> **BRIEF**
Every record must be written out once more, with nothing added or omitted.

> **DATA ROWS**

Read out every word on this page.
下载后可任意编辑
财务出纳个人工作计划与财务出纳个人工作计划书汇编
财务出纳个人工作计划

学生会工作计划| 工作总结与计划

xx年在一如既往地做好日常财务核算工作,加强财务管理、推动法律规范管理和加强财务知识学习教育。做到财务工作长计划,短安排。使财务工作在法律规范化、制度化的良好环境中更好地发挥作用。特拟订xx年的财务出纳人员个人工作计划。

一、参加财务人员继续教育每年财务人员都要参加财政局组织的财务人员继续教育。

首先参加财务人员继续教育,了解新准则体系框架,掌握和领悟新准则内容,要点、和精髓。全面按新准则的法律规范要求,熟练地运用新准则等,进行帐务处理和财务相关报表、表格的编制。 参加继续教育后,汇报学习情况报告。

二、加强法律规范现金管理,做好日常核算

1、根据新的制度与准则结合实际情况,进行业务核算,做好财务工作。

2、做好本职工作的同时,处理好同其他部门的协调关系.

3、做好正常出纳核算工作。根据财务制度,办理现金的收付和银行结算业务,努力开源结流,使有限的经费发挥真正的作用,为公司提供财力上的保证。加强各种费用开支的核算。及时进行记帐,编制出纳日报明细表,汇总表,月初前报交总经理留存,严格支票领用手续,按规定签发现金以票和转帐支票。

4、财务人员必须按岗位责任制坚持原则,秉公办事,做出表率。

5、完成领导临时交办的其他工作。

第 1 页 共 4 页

> **EXERCISE SOLUTION**
Read out every word on this page.
下载后可任意编辑
财务出纳个人工作计划与财务出纳个人工作计划书汇编
财务出纳个人工作计划

学生会工作计划| 工作总结与计划

xx年在一如既往地做好日常财务核算工作,加强财务管理、推动法律规范管理和加强财务知识学习教育。做到财务工作长计划,短安排。使财务工作在法律规范化、制度化的良好环境中更好地发挥作用。特拟订xx年的财务出纳人员个人工作计划。

一、参加财务人员继续教育每年财务人员都要参加财政局组织的财务人员继续教育。

首先参加财务人员继续教育,了解新准则体系框架,掌握和领悟新准则内容,要点、和精髓。全面按新准则的法律规范要求,熟练地运用新准则等,进行帐务处理和财务相关报表、表格的编制。 参加继续教育后,汇报学习情况报告。

二、加强法律规范现金管理,做好日常核算

1、根据新的制度与准则结合实际情况,进行业务核算,做好财务工作。

2、做好本职工作的同时,处理好同其他部门的协调关系.

3、做好正常出纳核算工作。根据财务制度,办理现金的收付和银行结算业务,努力开源结流,使有限的经费发挥真正的作用,为公司提供财力上的保证。加强各种费用开支的核算。及时进行记帐,编制出纳日报明细表,汇总表,月初前报交总经理留存,严格支票领用手续,按规定签发现金以票和转帐支票。

4、财务人员必须按岗位责任制坚持原则,秉公办事,做出表率。

5、完成领导临时交办的其他工作。

第 1 页 共 4 页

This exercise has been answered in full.